§ **EXERCISE TASK**
Extract each line of the material below that contains the string "with".

***** INPUT RECORDS

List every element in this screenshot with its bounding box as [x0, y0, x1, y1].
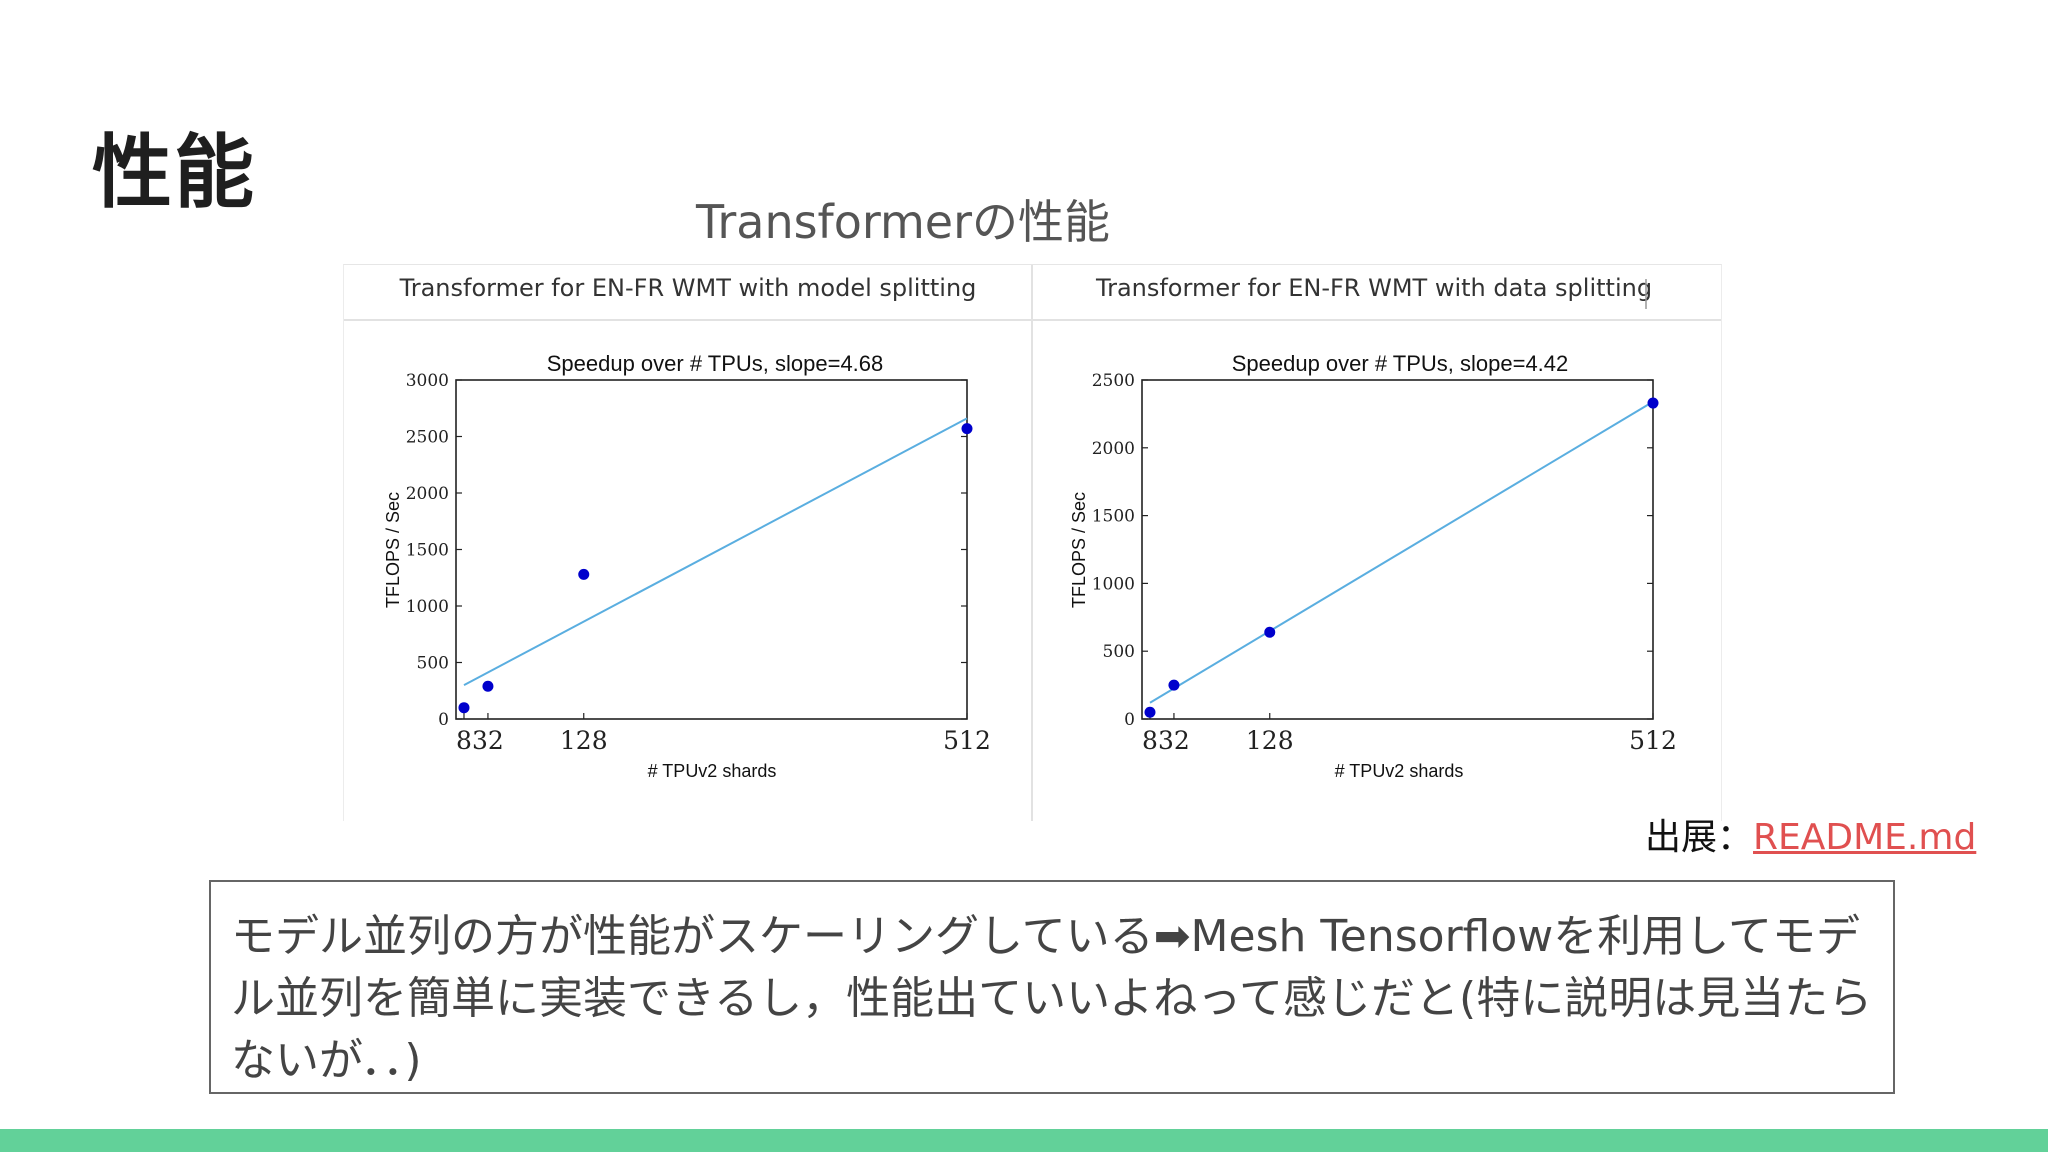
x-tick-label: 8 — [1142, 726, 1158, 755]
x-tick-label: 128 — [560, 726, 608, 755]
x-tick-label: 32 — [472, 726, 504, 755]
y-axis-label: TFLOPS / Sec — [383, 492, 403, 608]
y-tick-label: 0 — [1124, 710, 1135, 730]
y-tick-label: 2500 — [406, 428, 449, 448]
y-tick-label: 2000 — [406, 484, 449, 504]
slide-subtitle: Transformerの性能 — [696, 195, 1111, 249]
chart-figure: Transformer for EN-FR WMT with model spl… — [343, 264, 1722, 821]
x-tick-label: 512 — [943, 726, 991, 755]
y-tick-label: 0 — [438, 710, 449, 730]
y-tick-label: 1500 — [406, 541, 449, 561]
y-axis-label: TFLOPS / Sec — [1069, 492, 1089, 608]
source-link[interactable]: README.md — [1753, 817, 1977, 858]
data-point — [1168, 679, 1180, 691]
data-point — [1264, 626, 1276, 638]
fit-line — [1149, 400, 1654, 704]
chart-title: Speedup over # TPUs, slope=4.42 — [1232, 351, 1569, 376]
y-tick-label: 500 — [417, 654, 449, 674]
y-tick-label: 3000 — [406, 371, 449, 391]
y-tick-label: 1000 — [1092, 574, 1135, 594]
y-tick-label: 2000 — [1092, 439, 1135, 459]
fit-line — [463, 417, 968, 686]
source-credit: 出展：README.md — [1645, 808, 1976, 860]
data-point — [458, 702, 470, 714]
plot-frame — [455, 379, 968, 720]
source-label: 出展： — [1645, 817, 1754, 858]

**********

§ **TASK RESULT**
List every element in this screenshot with its bounding box as [x0, y0, x1, y1].
chart-figure: Transformer for EN-FR WMT with model spl… — [343, 264, 1722, 821]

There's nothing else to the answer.